Short task
Select and copy out every line in the records containing "anti".

Records for the task
>> start
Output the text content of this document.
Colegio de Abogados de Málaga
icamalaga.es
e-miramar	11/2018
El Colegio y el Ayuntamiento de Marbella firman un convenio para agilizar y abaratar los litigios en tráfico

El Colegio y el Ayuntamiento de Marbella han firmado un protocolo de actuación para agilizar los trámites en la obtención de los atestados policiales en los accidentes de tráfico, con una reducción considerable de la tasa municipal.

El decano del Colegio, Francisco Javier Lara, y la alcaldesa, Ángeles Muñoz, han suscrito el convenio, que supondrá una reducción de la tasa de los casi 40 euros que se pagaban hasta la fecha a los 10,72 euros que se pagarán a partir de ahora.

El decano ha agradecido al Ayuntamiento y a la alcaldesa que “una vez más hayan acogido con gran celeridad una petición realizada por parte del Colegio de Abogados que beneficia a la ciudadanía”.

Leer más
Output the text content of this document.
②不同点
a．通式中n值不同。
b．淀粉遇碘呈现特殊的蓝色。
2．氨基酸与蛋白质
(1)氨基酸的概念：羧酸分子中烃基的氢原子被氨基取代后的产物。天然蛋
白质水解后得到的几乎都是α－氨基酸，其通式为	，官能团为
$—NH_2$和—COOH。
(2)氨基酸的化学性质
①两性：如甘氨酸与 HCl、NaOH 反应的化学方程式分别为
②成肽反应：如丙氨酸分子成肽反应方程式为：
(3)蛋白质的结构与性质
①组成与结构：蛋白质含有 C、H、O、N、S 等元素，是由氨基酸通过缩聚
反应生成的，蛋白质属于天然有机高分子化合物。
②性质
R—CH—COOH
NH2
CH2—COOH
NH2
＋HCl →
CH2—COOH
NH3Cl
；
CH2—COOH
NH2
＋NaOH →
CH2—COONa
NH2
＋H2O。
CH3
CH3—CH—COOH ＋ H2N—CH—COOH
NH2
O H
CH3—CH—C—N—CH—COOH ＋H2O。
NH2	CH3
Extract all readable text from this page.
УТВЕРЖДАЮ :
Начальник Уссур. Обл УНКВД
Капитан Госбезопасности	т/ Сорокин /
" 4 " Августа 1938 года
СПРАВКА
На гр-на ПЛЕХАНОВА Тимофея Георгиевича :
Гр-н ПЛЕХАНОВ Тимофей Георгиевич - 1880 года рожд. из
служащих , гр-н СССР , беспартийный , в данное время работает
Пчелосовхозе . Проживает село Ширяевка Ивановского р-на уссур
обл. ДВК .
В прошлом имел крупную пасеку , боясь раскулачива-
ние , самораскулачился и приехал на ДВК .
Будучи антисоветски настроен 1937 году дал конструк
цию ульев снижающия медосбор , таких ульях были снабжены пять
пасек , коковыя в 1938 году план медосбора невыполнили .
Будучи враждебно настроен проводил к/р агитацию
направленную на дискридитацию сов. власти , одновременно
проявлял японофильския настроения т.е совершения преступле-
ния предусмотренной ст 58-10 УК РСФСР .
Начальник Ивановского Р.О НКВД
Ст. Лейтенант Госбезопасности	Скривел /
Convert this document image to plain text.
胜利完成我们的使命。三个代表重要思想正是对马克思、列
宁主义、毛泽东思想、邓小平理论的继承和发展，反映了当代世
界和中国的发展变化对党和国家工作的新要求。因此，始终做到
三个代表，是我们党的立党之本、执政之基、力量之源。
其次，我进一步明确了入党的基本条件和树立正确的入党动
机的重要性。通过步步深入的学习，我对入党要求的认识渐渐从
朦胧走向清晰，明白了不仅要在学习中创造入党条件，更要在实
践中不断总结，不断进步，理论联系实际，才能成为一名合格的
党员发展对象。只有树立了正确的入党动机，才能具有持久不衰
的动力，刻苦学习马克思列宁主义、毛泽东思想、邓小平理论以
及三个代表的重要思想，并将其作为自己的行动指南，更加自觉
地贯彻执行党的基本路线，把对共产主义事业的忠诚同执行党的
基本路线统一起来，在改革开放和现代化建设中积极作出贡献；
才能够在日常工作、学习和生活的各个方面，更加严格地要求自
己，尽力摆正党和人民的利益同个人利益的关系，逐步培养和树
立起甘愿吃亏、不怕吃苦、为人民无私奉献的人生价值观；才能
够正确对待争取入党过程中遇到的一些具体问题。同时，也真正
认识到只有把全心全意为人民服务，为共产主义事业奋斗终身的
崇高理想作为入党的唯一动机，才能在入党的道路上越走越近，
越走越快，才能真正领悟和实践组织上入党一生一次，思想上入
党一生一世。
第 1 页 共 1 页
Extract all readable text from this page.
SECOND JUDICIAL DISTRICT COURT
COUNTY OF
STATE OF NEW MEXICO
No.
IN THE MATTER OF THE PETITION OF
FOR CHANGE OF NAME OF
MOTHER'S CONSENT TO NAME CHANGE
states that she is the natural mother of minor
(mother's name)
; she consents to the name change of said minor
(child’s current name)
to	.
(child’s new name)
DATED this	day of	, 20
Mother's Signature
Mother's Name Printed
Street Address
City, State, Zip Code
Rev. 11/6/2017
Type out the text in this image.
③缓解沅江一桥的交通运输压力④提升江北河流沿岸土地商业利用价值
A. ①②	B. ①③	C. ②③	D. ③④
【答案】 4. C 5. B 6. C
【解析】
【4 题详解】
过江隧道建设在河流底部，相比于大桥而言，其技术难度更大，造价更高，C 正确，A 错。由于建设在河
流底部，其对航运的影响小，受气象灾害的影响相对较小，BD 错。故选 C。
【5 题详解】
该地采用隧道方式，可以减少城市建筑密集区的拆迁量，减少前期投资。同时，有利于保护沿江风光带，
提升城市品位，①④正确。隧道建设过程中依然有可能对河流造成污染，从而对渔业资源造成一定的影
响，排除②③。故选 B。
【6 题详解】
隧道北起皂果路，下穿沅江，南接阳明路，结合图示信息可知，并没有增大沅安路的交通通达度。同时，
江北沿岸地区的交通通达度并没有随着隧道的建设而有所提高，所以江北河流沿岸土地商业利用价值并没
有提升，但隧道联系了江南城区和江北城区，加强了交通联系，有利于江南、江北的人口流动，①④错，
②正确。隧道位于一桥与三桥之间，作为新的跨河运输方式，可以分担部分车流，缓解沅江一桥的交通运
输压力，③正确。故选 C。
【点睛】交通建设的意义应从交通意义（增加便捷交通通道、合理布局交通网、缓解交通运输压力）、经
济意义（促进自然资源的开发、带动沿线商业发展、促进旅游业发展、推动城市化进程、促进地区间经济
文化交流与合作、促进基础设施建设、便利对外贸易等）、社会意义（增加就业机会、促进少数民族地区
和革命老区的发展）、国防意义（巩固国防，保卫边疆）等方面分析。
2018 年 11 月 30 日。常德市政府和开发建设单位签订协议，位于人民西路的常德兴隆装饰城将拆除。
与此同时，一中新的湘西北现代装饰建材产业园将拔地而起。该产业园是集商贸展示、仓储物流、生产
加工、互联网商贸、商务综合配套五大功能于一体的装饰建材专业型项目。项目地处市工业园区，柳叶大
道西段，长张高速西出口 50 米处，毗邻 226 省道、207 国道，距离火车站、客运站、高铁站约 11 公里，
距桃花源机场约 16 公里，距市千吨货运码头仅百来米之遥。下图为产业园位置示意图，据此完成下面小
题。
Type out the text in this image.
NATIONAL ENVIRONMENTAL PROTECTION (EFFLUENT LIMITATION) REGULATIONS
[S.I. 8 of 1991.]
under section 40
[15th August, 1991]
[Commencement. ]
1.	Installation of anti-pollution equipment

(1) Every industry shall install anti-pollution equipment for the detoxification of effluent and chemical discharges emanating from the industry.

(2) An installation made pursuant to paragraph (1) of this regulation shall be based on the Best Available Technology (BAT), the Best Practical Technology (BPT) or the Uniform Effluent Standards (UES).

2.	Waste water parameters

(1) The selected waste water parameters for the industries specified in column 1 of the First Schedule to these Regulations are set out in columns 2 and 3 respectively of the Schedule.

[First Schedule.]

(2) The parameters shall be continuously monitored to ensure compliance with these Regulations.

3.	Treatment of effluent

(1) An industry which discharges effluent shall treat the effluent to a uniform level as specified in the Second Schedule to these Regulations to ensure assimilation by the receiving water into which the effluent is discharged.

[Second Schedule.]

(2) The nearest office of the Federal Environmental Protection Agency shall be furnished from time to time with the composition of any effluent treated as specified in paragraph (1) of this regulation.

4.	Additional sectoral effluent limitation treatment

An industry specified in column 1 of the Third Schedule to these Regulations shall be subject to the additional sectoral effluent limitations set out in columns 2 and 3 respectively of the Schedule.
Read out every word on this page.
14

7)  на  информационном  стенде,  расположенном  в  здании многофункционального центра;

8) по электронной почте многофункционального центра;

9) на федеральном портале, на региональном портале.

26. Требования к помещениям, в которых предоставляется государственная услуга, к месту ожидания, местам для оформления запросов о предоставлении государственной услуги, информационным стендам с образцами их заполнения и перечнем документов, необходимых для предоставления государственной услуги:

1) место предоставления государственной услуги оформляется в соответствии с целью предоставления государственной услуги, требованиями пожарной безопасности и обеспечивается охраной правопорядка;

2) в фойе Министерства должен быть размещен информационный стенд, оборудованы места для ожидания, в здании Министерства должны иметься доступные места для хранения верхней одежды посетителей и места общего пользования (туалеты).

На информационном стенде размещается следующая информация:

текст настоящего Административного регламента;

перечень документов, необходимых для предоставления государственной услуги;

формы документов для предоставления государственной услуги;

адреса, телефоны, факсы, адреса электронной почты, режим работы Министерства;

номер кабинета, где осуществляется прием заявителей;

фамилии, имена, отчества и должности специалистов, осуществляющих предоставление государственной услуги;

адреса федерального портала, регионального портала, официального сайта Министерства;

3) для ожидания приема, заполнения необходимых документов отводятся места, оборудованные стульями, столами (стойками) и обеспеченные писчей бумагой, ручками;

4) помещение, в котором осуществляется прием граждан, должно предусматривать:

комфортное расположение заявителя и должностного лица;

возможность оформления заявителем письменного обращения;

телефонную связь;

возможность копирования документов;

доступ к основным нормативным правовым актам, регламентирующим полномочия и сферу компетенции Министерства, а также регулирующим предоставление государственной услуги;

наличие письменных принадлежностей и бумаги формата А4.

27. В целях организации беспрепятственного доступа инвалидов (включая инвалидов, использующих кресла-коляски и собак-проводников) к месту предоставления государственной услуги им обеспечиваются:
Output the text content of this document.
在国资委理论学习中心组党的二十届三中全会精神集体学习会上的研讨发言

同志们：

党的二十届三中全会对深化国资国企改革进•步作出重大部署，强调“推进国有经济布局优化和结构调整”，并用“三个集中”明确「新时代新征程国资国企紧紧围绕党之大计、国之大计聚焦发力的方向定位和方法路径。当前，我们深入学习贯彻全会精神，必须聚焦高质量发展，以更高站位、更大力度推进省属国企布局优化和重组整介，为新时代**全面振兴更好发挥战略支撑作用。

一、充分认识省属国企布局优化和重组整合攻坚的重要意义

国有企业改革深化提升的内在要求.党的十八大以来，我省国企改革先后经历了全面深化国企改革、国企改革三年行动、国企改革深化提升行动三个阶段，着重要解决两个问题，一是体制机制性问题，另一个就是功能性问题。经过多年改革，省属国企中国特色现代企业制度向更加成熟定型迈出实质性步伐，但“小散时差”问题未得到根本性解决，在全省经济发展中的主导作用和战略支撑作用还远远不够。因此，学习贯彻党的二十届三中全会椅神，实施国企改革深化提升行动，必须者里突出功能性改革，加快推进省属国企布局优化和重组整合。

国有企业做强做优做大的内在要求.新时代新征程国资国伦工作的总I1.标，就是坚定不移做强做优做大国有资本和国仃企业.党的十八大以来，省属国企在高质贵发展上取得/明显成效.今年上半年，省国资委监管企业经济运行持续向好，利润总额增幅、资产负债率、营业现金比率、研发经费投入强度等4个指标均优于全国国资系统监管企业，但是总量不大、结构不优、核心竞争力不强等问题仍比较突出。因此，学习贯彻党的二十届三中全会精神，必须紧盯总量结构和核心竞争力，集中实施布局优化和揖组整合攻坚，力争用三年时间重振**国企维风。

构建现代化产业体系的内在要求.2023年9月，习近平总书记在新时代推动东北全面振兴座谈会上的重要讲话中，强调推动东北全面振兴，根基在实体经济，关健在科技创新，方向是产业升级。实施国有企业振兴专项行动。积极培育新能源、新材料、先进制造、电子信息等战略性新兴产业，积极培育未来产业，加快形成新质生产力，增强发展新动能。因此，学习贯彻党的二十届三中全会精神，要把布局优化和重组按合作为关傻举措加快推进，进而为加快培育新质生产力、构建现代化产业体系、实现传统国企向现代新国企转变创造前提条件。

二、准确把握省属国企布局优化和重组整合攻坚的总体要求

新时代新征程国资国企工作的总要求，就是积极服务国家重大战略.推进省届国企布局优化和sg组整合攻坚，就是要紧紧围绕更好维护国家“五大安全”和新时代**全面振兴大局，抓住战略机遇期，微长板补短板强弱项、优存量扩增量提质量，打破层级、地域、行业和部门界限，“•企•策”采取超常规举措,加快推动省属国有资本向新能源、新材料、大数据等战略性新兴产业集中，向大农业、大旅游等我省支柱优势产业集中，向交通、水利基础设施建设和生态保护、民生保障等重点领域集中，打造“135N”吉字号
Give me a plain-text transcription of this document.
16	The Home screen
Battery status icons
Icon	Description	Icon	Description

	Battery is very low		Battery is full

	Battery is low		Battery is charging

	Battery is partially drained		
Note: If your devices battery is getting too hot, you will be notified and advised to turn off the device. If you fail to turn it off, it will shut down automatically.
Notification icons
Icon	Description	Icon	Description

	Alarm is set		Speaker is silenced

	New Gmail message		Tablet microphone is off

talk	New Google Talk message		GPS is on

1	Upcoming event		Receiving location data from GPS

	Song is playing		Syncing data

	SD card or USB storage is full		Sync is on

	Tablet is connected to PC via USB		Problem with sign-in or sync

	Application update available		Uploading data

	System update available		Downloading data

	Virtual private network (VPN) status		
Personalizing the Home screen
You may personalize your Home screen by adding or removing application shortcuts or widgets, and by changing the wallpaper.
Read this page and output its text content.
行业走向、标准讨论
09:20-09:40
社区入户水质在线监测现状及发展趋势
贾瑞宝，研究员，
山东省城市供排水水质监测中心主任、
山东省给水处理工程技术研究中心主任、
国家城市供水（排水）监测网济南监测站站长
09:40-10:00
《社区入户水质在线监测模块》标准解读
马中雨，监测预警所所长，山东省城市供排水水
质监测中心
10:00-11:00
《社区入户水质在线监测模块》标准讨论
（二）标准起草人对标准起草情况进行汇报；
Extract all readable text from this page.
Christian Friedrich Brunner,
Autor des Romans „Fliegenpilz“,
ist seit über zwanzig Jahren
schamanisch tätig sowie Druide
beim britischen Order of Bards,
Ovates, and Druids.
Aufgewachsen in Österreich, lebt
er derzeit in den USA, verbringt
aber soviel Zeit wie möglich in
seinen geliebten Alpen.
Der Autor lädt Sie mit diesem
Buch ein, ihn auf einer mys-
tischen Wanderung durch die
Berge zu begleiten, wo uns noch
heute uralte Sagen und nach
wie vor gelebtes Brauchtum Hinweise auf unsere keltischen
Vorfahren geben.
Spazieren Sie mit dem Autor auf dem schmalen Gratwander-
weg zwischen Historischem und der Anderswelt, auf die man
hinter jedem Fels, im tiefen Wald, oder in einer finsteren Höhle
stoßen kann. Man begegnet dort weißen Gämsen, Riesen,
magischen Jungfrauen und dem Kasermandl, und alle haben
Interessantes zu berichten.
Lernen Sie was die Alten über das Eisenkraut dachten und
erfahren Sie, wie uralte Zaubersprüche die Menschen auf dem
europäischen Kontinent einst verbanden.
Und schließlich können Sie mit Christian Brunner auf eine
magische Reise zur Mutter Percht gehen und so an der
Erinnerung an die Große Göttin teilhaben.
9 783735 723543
>> end
Reply to the exercise
1.	Installation of anti-pollution equipment
(1) Every industry shall install anti-pollution equipment for the detoxification of effluent and chemical discharges emanating from the industry.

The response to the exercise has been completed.